## EXERCISE
Every entry must be repeated exactly. Exclude all pictures.

◆ ◆ ◆ ◆ ◆

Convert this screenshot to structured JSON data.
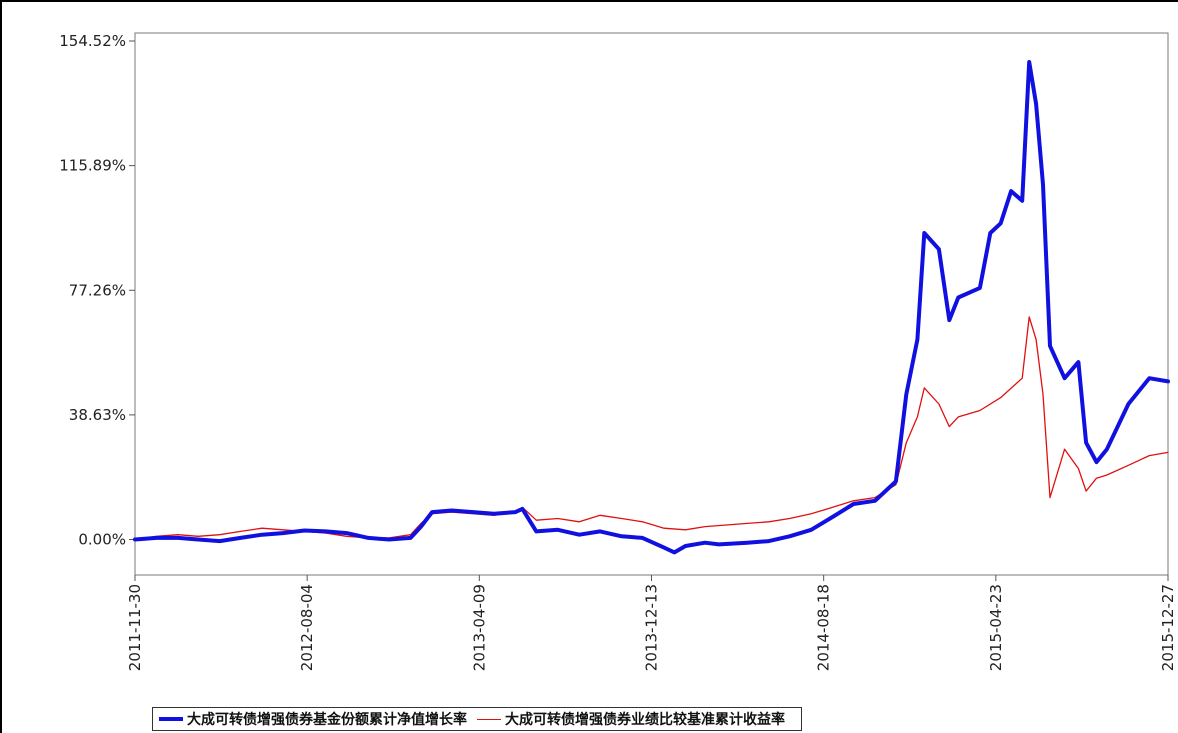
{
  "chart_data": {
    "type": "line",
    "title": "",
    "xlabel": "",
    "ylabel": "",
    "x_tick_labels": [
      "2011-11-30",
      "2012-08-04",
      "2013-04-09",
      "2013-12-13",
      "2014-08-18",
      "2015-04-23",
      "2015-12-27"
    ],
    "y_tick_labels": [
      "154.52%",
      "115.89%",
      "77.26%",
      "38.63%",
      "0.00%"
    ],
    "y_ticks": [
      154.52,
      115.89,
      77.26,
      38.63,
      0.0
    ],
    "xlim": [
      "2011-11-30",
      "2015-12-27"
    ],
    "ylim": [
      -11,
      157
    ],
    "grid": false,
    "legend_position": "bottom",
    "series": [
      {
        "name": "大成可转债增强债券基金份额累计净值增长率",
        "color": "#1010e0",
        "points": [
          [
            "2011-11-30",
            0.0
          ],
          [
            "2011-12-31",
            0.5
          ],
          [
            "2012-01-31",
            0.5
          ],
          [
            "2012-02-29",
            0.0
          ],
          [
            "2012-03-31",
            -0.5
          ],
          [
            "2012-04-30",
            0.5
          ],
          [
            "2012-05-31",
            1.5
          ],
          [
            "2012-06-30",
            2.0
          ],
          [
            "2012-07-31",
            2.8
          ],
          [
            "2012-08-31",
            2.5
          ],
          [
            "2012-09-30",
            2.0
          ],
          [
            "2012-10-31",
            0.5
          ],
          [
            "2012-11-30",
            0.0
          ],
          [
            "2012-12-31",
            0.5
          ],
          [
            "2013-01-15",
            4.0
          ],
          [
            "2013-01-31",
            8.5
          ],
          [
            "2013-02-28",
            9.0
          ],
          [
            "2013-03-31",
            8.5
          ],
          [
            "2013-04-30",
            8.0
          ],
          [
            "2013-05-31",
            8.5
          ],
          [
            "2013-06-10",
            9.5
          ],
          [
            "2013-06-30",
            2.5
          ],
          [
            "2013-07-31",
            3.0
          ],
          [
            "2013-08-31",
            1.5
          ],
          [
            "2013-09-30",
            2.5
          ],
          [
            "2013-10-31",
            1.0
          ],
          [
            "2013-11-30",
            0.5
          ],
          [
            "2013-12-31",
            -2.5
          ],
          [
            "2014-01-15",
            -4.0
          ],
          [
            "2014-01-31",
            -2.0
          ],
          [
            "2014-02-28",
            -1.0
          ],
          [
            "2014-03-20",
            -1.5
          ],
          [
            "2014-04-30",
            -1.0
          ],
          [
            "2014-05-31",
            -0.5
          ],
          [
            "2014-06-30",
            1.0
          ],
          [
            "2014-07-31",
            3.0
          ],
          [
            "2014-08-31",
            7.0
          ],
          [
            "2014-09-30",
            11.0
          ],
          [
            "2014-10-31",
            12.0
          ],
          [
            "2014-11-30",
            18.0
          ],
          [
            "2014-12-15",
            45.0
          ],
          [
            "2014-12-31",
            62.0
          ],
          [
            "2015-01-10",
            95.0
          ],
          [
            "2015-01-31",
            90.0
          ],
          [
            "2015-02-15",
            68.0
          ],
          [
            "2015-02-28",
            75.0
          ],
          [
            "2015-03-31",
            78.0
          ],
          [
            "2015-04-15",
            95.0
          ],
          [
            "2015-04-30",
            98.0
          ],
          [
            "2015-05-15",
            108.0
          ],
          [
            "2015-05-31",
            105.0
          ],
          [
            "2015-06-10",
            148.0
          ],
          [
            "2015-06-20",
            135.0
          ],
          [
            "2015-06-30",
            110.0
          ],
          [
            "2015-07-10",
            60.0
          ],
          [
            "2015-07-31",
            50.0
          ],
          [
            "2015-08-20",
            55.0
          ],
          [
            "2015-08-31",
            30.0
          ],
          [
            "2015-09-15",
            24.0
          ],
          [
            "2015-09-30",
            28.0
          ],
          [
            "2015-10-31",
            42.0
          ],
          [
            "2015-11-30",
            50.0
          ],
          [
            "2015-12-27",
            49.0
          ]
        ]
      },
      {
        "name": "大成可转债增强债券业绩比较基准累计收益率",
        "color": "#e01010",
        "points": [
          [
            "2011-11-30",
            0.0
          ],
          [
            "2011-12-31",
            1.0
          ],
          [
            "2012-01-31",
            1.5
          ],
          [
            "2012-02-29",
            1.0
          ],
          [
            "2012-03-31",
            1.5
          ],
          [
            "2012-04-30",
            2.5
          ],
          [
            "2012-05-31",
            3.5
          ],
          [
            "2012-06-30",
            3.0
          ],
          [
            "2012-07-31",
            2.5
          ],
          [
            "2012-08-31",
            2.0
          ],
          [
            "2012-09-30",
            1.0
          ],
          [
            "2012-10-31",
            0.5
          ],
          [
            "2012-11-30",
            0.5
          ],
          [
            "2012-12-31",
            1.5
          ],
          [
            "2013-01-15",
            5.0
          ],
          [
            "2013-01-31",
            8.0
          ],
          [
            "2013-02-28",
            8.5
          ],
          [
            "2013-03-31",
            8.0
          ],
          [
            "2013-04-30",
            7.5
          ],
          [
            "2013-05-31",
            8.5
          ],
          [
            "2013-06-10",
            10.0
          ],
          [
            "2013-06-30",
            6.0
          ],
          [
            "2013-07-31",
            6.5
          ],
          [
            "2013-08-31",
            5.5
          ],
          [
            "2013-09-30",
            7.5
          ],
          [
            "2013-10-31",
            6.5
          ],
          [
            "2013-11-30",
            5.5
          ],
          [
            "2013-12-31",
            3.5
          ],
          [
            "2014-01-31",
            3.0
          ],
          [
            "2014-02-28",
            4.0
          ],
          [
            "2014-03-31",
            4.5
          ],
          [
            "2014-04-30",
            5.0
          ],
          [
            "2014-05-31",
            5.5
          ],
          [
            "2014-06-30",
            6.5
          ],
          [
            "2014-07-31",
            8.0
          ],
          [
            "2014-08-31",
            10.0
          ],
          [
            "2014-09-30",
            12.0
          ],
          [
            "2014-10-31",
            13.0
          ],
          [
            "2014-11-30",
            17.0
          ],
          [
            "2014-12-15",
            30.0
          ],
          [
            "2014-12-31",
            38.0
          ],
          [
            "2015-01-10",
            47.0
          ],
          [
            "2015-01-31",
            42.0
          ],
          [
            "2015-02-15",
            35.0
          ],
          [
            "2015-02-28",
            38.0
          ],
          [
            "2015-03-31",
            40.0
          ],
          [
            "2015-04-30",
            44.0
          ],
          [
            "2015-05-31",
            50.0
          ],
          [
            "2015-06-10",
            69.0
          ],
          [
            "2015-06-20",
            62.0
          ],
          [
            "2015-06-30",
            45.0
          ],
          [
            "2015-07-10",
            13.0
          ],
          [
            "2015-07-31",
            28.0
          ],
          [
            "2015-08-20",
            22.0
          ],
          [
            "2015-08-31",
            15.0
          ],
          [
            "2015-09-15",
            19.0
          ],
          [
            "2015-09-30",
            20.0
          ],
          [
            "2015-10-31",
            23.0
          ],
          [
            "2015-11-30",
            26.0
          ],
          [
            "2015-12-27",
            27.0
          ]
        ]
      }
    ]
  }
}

◆ ◆ ◆ ◆ ◆

## SOLUTION TO THIS EXERCISE
Convert this screenshot to structured JSON data.
{
  "chart_data": {
    "type": "line",
    "title": "",
    "xlabel": "",
    "ylabel": "",
    "x_tick_labels": [
      "2011-11-30",
      "2012-08-04",
      "2013-04-09",
      "2013-12-13",
      "2014-08-18",
      "2015-04-23",
      "2015-12-27"
    ],
    "y_tick_labels": [
      "154.52%",
      "115.89%",
      "77.26%",
      "38.63%",
      "0.00%"
    ],
    "y_ticks": [
      154.52,
      115.89,
      77.26,
      38.63,
      0.0
    ],
    "xlim": [
      "2011-11-30",
      "2015-12-27"
    ],
    "ylim": [
      -11,
      157
    ],
    "grid": false,
    "legend_position": "bottom",
    "series": [
      {
        "name": "大成可转债增强债券基金份额累计净值增长率",
        "color": "#1010e0",
        "points": [
          [
            "2011-11-30",
            0.0
          ],
          [
            "2011-12-31",
            0.5
          ],
          [
            "2012-01-31",
            0.5
          ],
          [
            "2012-02-29",
            0.0
          ],
          [
            "2012-03-31",
            -0.5
          ],
          [
            "2012-04-30",
            0.5
          ],
          [
            "2012-05-31",
            1.5
          ],
          [
            "2012-06-30",
            2.0
          ],
          [
            "2012-07-31",
            2.8
          ],
          [
            "2012-08-31",
            2.5
          ],
          [
            "2012-09-30",
            2.0
          ],
          [
            "2012-10-31",
            0.5
          ],
          [
            "2012-11-30",
            0.0
          ],
          [
            "2012-12-31",
            0.5
          ],
          [
            "2013-01-15",
            4.0
          ],
          [
            "2013-01-31",
            8.5
          ],
          [
            "2013-02-28",
            9.0
          ],
          [
            "2013-03-31",
            8.5
          ],
          [
            "2013-04-30",
            8.0
          ],
          [
            "2013-05-31",
            8.5
          ],
          [
            "2013-06-10",
            9.5
          ],
          [
            "2013-06-30",
            2.5
          ],
          [
            "2013-07-31",
            3.0
          ],
          [
            "2013-08-31",
            1.5
          ],
          [
            "2013-09-30",
            2.5
          ],
          [
            "2013-10-31",
            1.0
          ],
          [
            "2013-11-30",
            0.5
          ],
          [
            "2013-12-31",
            -2.5
          ],
          [
            "2014-01-15",
            -4.0
          ],
          [
            "2014-01-31",
            -2.0
          ],
          [
            "2014-02-28",
            -1.0
          ],
          [
            "2014-03-20",
            -1.5
          ],
          [
            "2014-04-30",
            -1.0
          ],
          [
            "2014-05-31",
            -0.5
          ],
          [
            "2014-06-30",
            1.0
          ],
          [
            "2014-07-31",
            3.0
          ],
          [
            "2014-08-31",
            7.0
          ],
          [
            "2014-09-30",
            11.0
          ],
          [
            "2014-10-31",
            12.0
          ],
          [
            "2014-11-30",
            18.0
          ],
          [
            "2014-12-15",
            45.0
          ],
          [
            "2014-12-31",
            62.0
          ],
          [
            "2015-01-10",
            95.0
          ],
          [
            "2015-01-31",
            90.0
          ],
          [
            "2015-02-15",
            68.0
          ],
          [
            "2015-02-28",
            75.0
          ],
          [
            "2015-03-31",
            78.0
          ],
          [
            "2015-04-15",
            95.0
          ],
          [
            "2015-04-30",
            98.0
          ],
          [
            "2015-05-15",
            108.0
          ],
          [
            "2015-05-31",
            105.0
          ],
          [
            "2015-06-10",
            148.0
          ],
          [
            "2015-06-20",
            135.0
          ],
          [
            "2015-06-30",
            110.0
          ],
          [
            "2015-07-10",
            60.0
          ],
          [
            "2015-07-31",
            50.0
          ],
          [
            "2015-08-20",
            55.0
          ],
          [
            "2015-08-31",
            30.0
          ],
          [
            "2015-09-15",
            24.0
          ],
          [
            "2015-09-30",
            28.0
          ],
          [
            "2015-10-31",
            42.0
          ],
          [
            "2015-11-30",
            50.0
          ],
          [
            "2015-12-27",
            49.0
          ]
        ]
      },
      {
        "name": "大成可转债增强债券业绩比较基准累计收益率",
        "color": "#e01010",
        "points": [
          [
            "2011-11-30",
            0.0
          ],
          [
            "2011-12-31",
            1.0
          ],
          [
            "2012-01-31",
            1.5
          ],
          [
            "2012-02-29",
            1.0
          ],
          [
            "2012-03-31",
            1.5
          ],
          [
            "2012-04-30",
            2.5
          ],
          [
            "2012-05-31",
            3.5
          ],
          [
            "2012-06-30",
            3.0
          ],
          [
            "2012-07-31",
            2.5
          ],
          [
            "2012-08-31",
            2.0
          ],
          [
            "2012-09-30",
            1.0
          ],
          [
            "2012-10-31",
            0.5
          ],
          [
            "2012-11-30",
            0.5
          ],
          [
            "2012-12-31",
            1.5
          ],
          [
            "2013-01-15",
            5.0
          ],
          [
            "2013-01-31",
            8.0
          ],
          [
            "2013-02-28",
            8.5
          ],
          [
            "2013-03-31",
            8.0
          ],
          [
            "2013-04-30",
            7.5
          ],
          [
            "2013-05-31",
            8.5
          ],
          [
            "2013-06-10",
            10.0
          ],
          [
            "2013-06-30",
            6.0
          ],
          [
            "2013-07-31",
            6.5
          ],
          [
            "2013-08-31",
            5.5
          ],
          [
            "2013-09-30",
            7.5
          ],
          [
            "2013-10-31",
            6.5
          ],
          [
            "2013-11-30",
            5.5
          ],
          [
            "2013-12-31",
            3.5
          ],
          [
            "2014-01-31",
            3.0
          ],
          [
            "2014-02-28",
            4.0
          ],
          [
            "2014-03-31",
            4.5
          ],
          [
            "2014-04-30",
            5.0
          ],
          [
            "2014-05-31",
            5.5
          ],
          [
            "2014-06-30",
            6.5
          ],
          [
            "2014-07-31",
            8.0
          ],
          [
            "2014-08-31",
            10.0
          ],
          [
            "2014-09-30",
            12.0
          ],
          [
            "2014-10-31",
            13.0
          ],
          [
            "2014-11-30",
            17.0
          ],
          [
            "2014-12-15",
            30.0
          ],
          [
            "2014-12-31",
            38.0
          ],
          [
            "2015-01-10",
            47.0
          ],
          [
            "2015-01-31",
            42.0
          ],
          [
            "2015-02-15",
            35.0
          ],
          [
            "2015-02-28",
            38.0
          ],
          [
            "2015-03-31",
            40.0
          ],
          [
            "2015-04-30",
            44.0
          ],
          [
            "2015-05-31",
            50.0
          ],
          [
            "2015-06-10",
            69.0
          ],
          [
            "2015-06-20",
            62.0
          ],
          [
            "2015-06-30",
            45.0
          ],
          [
            "2015-07-10",
            13.0
          ],
          [
            "2015-07-31",
            28.0
          ],
          [
            "2015-08-20",
            22.0
          ],
          [
            "2015-08-31",
            15.0
          ],
          [
            "2015-09-15",
            19.0
          ],
          [
            "2015-09-30",
            20.0
          ],
          [
            "2015-10-31",
            23.0
          ],
          [
            "2015-11-30",
            26.0
          ],
          [
            "2015-12-27",
            27.0
          ]
        ]
      }
    ]
  }
}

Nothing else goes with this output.